**BAGIAN TEKS**

□ □ □ □ □ □ □

Vivisualiterasi.com- Pendidikan adalah tonggak penentu kualitas generasi sebuah bangsa. Namun, apa jadinya jika tonggak yang ditegakkan tidak mampu berdiri? Tonggak tidak mampu berdiri secara sempurna karena terdapat kerapuhan pada rangkanya. Hal ini seperti yang terjadi pada pendidikan Indonesia. Berbagai kebijakan telah dilaksanakan tetapi masalah pendidikan masih belum bisa teruraikan. Kebijakan Penerimaan Peserta Didik Baru (PPDB) misalnya. PPDB yang pada awalnya menggunakan nilai hasil Ujian Nasional ataupun test dirubah menjadi sistem zonasi. Sistem yang berpatokan pada jarak domisili peserta didik ke sekolah yang dituju. Selama lima tahun berjalan, sistem zonasi ini mengalami banyak polemik. Terjadi banyak dugaan kecurangan mulai dari migrasi dan manipulasi KK, jual beli kursi hingga titip nama atas nama keluarga banyak dikeluhkan para orang tua siswa. Ambisi lolos ke sekolah favorit sepertinya masih belum bisa dihilangkan meski sistem zonasi sudah diterapkan.
Berdasarkan pantauan tempo.co (13/07/2023) terdapat beberapa dugaan kecurangan yang terjadi pada PPDB 2023.
Pertama, jual beli kursi di Karawang dan Bengkulu. Salah seorang warga Kecamatan Karawang Timur mengungkapkan bahwa dia harus menggelontorkan uang sekitar Rp 3 Juta rupiah demi anaknya dapat lolos di SMP Negeri di wilayah Karawang Barat. Selain di Karawang, dugaan jual beli kursi juga terjadi di Bengkulu. Menurut Perhimpunan dan Guru (P2G), dugaan kecurangan ini dilakukan oleh sejumlah oknum guru.
Kedua, adanya pungutan liar di Karawang. Salah satu SMP Negeri Di Kecamatan Karawang Timur diduga melakukan penarikan uang sebesar Rp 1 Juta kepada seluruh orang tua siswa. Hal ini disampaikan melalui pihak koperasi dengan dalih untuk pembayaran kelengkapan seragam dan atribut sekolah.
Ketiga, domisili yang tidak sesuai di Bogor. Berdasarkan pengecekan Wali Kota Bogor, Bima Arya terdapat data beberapa rumah yang dicantumkan sebagai alamat domisili. Setelah dilakukan penelusuran, ternyata nama calon peserta didik tidak berdomisili di rumah tersebut.

□ □ □ □ □ □ □

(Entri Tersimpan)
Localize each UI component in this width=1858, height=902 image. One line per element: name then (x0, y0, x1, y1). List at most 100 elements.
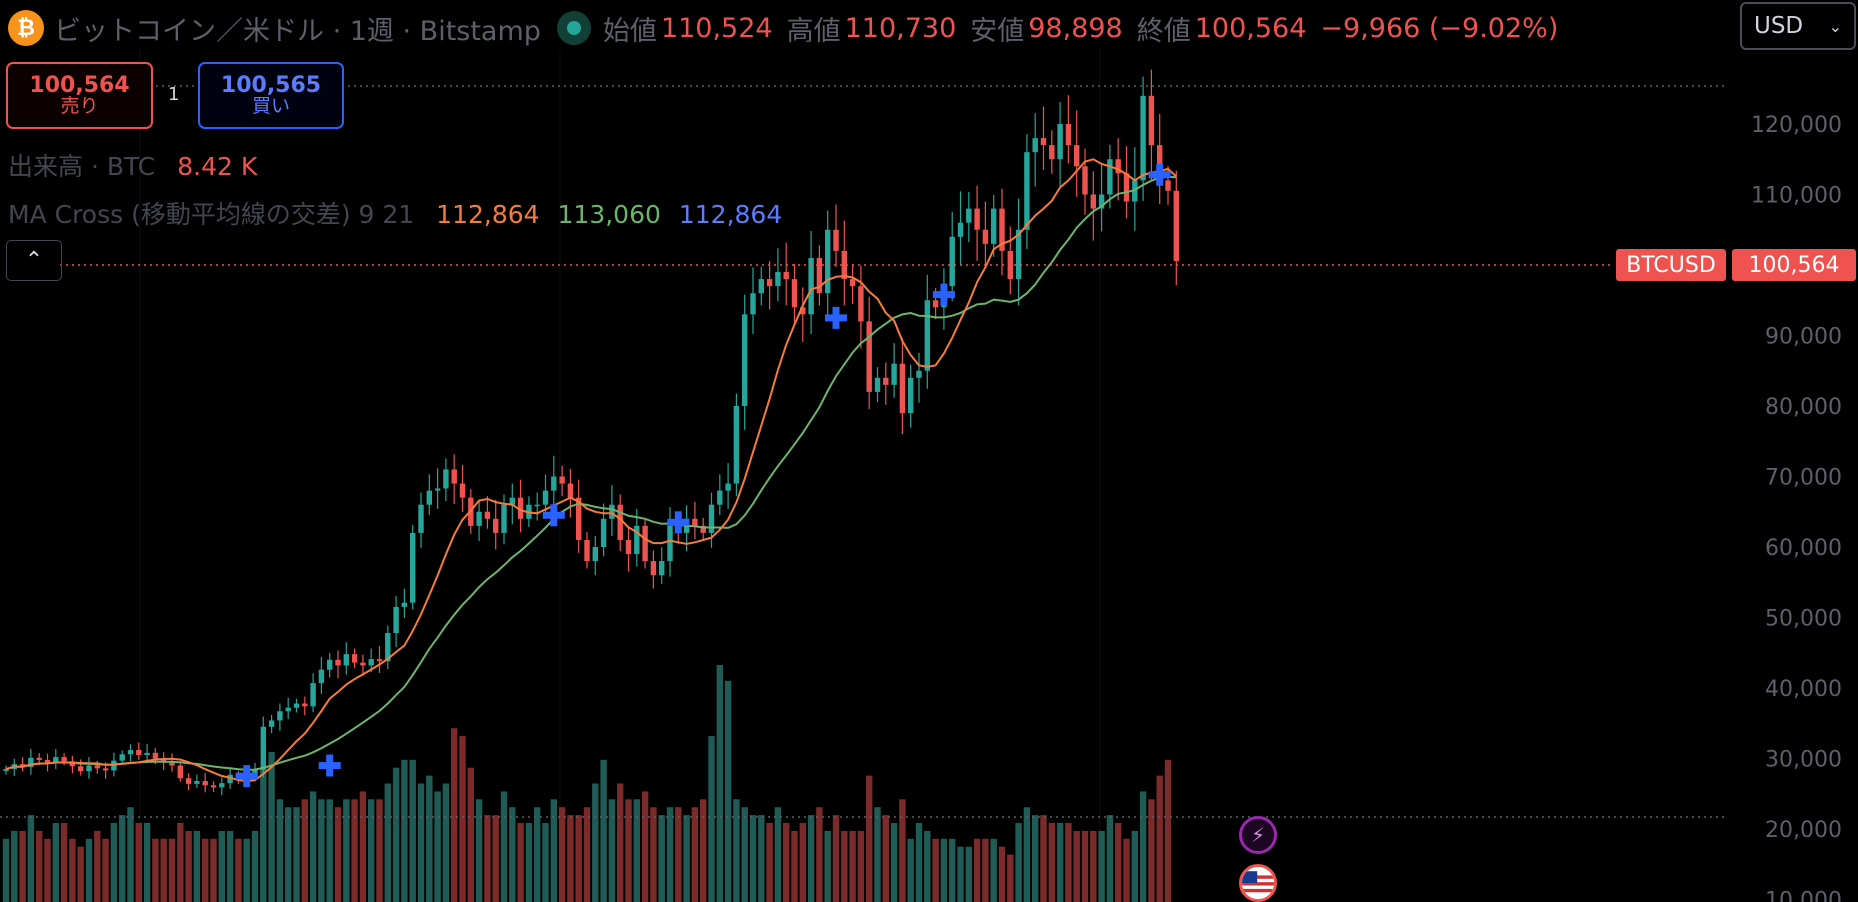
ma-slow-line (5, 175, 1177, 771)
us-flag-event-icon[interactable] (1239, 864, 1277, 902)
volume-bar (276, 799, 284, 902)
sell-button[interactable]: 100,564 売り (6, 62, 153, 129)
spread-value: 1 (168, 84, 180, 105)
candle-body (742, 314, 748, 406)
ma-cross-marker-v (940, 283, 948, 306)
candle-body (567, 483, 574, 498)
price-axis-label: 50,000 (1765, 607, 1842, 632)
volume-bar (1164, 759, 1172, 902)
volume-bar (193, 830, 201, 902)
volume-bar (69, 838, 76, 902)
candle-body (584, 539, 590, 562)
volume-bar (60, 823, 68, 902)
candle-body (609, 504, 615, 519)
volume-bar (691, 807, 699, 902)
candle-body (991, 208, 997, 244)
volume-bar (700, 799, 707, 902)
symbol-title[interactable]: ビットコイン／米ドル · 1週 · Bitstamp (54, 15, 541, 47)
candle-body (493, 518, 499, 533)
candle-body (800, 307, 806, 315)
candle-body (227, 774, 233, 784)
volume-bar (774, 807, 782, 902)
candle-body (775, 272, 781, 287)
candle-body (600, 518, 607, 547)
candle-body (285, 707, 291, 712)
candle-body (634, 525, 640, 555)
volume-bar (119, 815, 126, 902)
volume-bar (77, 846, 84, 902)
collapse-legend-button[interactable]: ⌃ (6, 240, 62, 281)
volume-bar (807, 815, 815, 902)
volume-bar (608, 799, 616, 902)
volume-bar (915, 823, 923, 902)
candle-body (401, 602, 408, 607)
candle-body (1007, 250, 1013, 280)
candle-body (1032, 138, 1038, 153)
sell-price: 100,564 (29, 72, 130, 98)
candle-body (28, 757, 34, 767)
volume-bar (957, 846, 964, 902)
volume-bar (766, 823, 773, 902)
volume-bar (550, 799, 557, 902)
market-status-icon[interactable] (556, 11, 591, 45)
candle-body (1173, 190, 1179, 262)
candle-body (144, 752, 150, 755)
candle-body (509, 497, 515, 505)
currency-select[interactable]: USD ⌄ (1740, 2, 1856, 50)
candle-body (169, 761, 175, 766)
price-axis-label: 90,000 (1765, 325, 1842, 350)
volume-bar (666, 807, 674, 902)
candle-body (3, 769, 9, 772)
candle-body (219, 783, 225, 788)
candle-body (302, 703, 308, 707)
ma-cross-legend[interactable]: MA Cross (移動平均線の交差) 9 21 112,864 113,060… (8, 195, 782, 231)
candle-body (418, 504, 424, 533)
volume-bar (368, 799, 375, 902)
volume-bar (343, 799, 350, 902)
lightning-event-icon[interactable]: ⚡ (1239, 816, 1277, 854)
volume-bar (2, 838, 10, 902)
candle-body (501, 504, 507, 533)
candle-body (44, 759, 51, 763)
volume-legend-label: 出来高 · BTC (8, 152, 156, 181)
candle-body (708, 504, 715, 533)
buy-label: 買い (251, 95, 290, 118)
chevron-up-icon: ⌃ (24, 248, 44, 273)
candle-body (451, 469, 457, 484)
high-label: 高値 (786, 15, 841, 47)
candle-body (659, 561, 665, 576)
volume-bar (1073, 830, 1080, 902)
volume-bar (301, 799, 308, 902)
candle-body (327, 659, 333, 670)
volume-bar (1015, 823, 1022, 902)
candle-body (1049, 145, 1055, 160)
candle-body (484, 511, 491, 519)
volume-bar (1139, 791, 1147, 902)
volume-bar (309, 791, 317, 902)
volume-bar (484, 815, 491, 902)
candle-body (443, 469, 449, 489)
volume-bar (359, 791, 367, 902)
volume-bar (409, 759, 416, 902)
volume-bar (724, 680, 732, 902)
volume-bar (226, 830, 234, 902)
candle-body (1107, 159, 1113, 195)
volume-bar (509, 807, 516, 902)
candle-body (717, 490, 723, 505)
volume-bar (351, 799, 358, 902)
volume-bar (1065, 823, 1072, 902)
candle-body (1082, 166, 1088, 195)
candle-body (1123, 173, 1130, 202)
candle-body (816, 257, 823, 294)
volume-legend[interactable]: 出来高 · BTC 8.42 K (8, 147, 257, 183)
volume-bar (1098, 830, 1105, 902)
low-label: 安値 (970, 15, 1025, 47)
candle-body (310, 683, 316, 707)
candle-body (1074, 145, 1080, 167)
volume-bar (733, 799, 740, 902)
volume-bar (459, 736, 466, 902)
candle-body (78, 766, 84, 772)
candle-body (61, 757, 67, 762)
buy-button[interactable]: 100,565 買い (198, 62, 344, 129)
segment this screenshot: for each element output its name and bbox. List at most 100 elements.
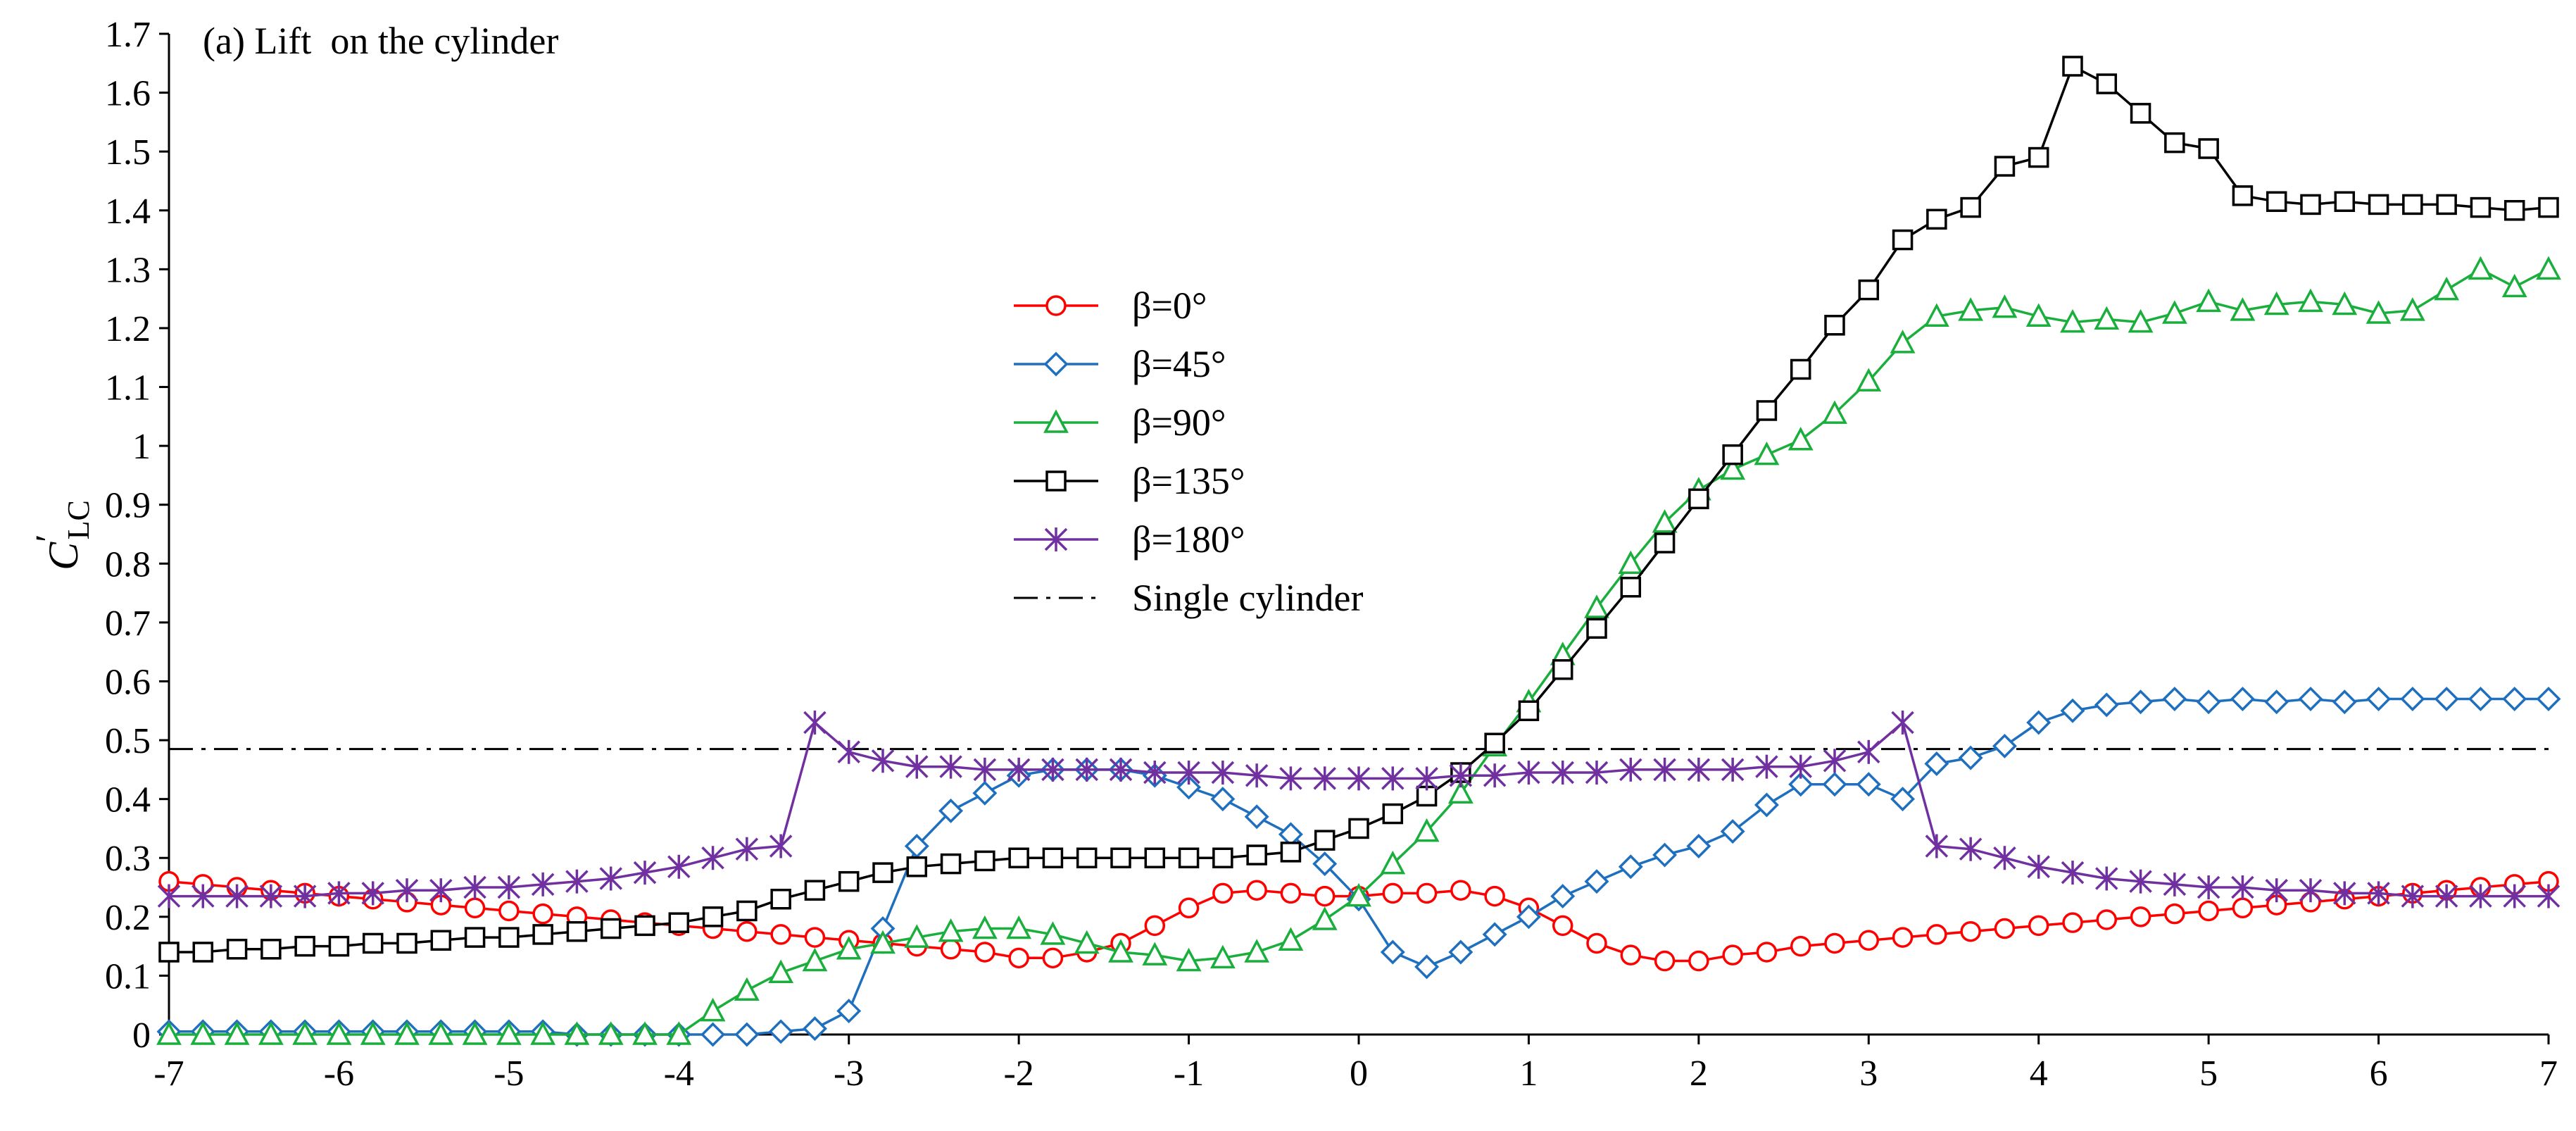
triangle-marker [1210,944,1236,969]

□ □ □ □ □ □ □

**TUJUAN**
Menurut teks tentang sistem zonasi PPDB, berapa besar uang yang diduga ditarik oleh salah satu SMP Negeri di Kecamatan Karawang Timur dari seluruh orang tua siswa? Tolong jawab dengan singkat. Baris-baris ini merupakan bahan tersendiri yang terpisah dari teks.

**JAWABAN LATIHAN**
Sebesar Rp 1 Juta.